• Task brief: Pictures aside, repeat every entry exactly.

Stored data:
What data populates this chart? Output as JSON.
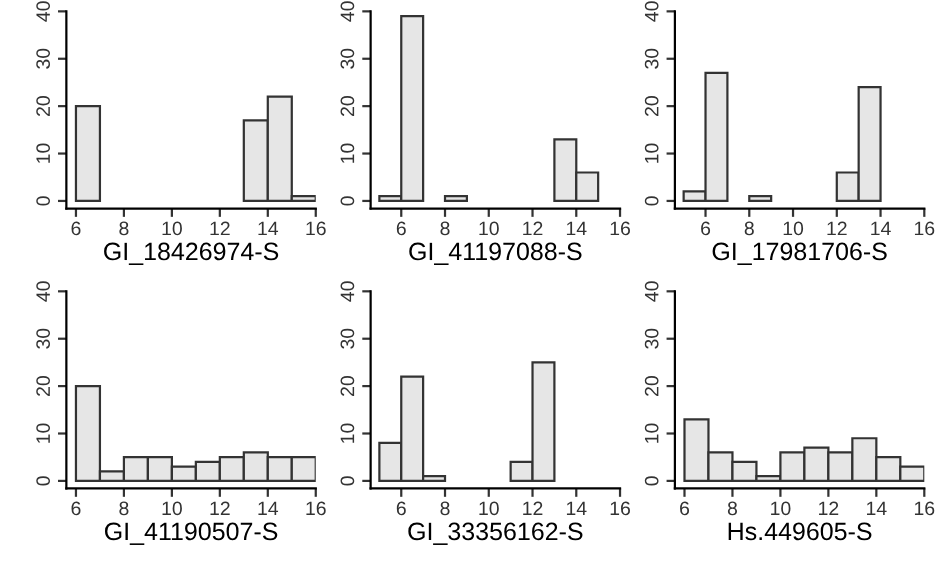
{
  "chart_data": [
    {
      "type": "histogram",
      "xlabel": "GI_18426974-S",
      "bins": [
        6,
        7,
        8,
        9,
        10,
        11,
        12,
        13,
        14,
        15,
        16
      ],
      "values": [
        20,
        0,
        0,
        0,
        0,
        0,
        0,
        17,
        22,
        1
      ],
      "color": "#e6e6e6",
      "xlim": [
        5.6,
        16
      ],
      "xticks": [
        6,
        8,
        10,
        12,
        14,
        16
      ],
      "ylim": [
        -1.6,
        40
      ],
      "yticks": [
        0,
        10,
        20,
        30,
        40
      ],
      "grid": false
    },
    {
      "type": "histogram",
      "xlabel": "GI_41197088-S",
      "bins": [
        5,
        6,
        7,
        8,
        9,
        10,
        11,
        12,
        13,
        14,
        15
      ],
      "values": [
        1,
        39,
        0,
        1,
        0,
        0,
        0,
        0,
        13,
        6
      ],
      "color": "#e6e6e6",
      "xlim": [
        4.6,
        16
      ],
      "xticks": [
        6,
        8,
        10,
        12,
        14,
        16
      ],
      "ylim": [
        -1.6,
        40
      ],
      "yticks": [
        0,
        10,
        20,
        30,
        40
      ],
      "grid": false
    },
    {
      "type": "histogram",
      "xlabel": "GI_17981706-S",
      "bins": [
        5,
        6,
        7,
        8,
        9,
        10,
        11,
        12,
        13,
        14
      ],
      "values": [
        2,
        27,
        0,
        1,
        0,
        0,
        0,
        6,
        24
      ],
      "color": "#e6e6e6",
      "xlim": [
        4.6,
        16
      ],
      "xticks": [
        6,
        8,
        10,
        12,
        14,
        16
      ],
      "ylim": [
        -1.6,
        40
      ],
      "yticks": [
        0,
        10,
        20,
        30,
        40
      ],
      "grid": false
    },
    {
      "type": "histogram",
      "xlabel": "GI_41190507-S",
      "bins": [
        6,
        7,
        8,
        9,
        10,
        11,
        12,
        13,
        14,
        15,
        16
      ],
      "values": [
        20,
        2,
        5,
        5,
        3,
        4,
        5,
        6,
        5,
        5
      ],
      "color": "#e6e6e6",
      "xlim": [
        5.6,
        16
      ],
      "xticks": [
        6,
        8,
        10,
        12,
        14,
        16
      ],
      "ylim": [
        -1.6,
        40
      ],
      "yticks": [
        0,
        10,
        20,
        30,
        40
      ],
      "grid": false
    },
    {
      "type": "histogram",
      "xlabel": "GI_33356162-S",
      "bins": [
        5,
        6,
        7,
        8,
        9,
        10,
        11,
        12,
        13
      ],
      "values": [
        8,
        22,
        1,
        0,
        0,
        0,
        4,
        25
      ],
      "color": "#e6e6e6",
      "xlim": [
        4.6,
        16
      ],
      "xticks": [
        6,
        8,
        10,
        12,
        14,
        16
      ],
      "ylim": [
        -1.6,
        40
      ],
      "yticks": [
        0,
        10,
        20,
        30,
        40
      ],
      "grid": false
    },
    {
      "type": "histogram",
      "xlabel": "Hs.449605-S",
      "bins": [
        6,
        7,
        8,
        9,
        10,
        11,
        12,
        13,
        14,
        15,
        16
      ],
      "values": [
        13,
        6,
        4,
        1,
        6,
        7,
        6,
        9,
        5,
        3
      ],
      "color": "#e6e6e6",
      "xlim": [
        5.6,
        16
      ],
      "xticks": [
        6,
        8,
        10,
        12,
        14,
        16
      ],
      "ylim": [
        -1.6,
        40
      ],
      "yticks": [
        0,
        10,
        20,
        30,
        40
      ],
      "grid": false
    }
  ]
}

• Result of the exercise:
What data populates this chart? Output as JSON.
{
  "chart_data": [
    {
      "type": "histogram",
      "xlabel": "GI_18426974-S",
      "bins": [
        6,
        7,
        8,
        9,
        10,
        11,
        12,
        13,
        14,
        15,
        16
      ],
      "values": [
        20,
        0,
        0,
        0,
        0,
        0,
        0,
        17,
        22,
        1
      ],
      "color": "#e6e6e6",
      "xlim": [
        5.6,
        16
      ],
      "xticks": [
        6,
        8,
        10,
        12,
        14,
        16
      ],
      "ylim": [
        -1.6,
        40
      ],
      "yticks": [
        0,
        10,
        20,
        30,
        40
      ],
      "grid": false
    },
    {
      "type": "histogram",
      "xlabel": "GI_41197088-S",
      "bins": [
        5,
        6,
        7,
        8,
        9,
        10,
        11,
        12,
        13,
        14,
        15
      ],
      "values": [
        1,
        39,
        0,
        1,
        0,
        0,
        0,
        0,
        13,
        6
      ],
      "color": "#e6e6e6",
      "xlim": [
        4.6,
        16
      ],
      "xticks": [
        6,
        8,
        10,
        12,
        14,
        16
      ],
      "ylim": [
        -1.6,
        40
      ],
      "yticks": [
        0,
        10,
        20,
        30,
        40
      ],
      "grid": false
    },
    {
      "type": "histogram",
      "xlabel": "GI_17981706-S",
      "bins": [
        5,
        6,
        7,
        8,
        9,
        10,
        11,
        12,
        13,
        14
      ],
      "values": [
        2,
        27,
        0,
        1,
        0,
        0,
        0,
        6,
        24
      ],
      "color": "#e6e6e6",
      "xlim": [
        4.6,
        16
      ],
      "xticks": [
        6,
        8,
        10,
        12,
        14,
        16
      ],
      "ylim": [
        -1.6,
        40
      ],
      "yticks": [
        0,
        10,
        20,
        30,
        40
      ],
      "grid": false
    },
    {
      "type": "histogram",
      "xlabel": "GI_41190507-S",
      "bins": [
        6,
        7,
        8,
        9,
        10,
        11,
        12,
        13,
        14,
        15,
        16
      ],
      "values": [
        20,
        2,
        5,
        5,
        3,
        4,
        5,
        6,
        5,
        5
      ],
      "color": "#e6e6e6",
      "xlim": [
        5.6,
        16
      ],
      "xticks": [
        6,
        8,
        10,
        12,
        14,
        16
      ],
      "ylim": [
        -1.6,
        40
      ],
      "yticks": [
        0,
        10,
        20,
        30,
        40
      ],
      "grid": false
    },
    {
      "type": "histogram",
      "xlabel": "GI_33356162-S",
      "bins": [
        5,
        6,
        7,
        8,
        9,
        10,
        11,
        12,
        13
      ],
      "values": [
        8,
        22,
        1,
        0,
        0,
        0,
        4,
        25
      ],
      "color": "#e6e6e6",
      "xlim": [
        4.6,
        16
      ],
      "xticks": [
        6,
        8,
        10,
        12,
        14,
        16
      ],
      "ylim": [
        -1.6,
        40
      ],
      "yticks": [
        0,
        10,
        20,
        30,
        40
      ],
      "grid": false
    },
    {
      "type": "histogram",
      "xlabel": "Hs.449605-S",
      "bins": [
        6,
        7,
        8,
        9,
        10,
        11,
        12,
        13,
        14,
        15,
        16
      ],
      "values": [
        13,
        6,
        4,
        1,
        6,
        7,
        6,
        9,
        5,
        3
      ],
      "color": "#e6e6e6",
      "xlim": [
        5.6,
        16
      ],
      "xticks": [
        6,
        8,
        10,
        12,
        14,
        16
      ],
      "ylim": [
        -1.6,
        40
      ],
      "yticks": [
        0,
        10,
        20,
        30,
        40
      ],
      "grid": false
    }
  ]
}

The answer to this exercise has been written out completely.